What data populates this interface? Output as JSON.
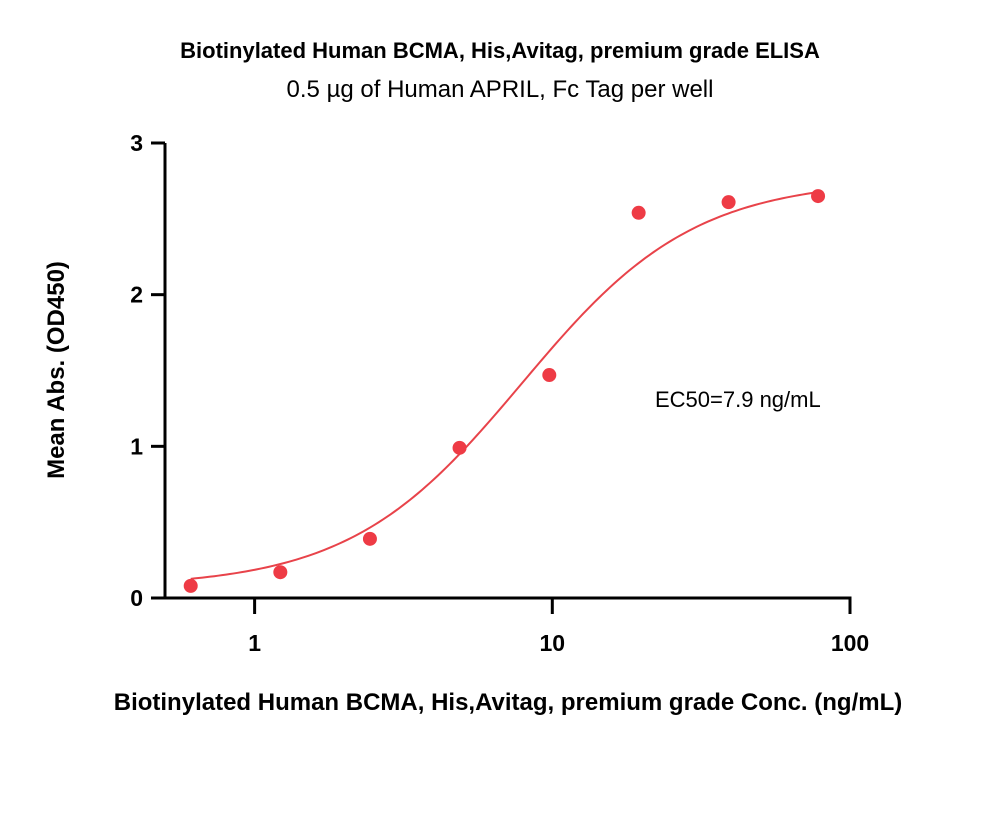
{
  "chart_data": {
    "type": "scatter",
    "title": "Biotinylated Human BCMA, His,Avitag, premium grade ELISA",
    "subtitle": "0.5 µg of Human APRIL, Fc Tag per well",
    "xlabel": "Biotinylated Human BCMA, His,Avitag, premium grade Conc. (ng/mL)",
    "ylabel": "Mean Abs. (OD450)",
    "xscale": "log",
    "xlim": [
      0.5,
      100
    ],
    "ylim": [
      0,
      3
    ],
    "xticks": [
      "1",
      "10",
      "100"
    ],
    "yticks": [
      "0",
      "1",
      "2",
      "3"
    ],
    "grid": false,
    "annotation": "EC50=7.9 ng/mL",
    "point_color": "#ee3b45",
    "line_color": "#e8434a",
    "series": [
      {
        "x": [
          0.61,
          1.22,
          2.44,
          4.88,
          9.77,
          19.5,
          39.1,
          78.1
        ],
        "y": [
          0.08,
          0.17,
          0.39,
          0.99,
          1.47,
          2.54,
          2.61,
          2.65
        ]
      }
    ],
    "fit": {
      "type": "4PL",
      "bottom": 0.07,
      "top": 2.76,
      "ec50": 7.9,
      "hill": 1.5,
      "x_range": [
        0.61,
        78.1
      ]
    }
  }
}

--------------------------------

(Exercise instructions) Extract each line holding the word "premium" from the records.

(Answer to this problem)
    "title": "Biotinylated Human BCMA, His,Avitag, premium grade ELISA",
    "xlabel": "Biotinylated Human BCMA, His,Avitag, premium grade Conc. (ng/mL)",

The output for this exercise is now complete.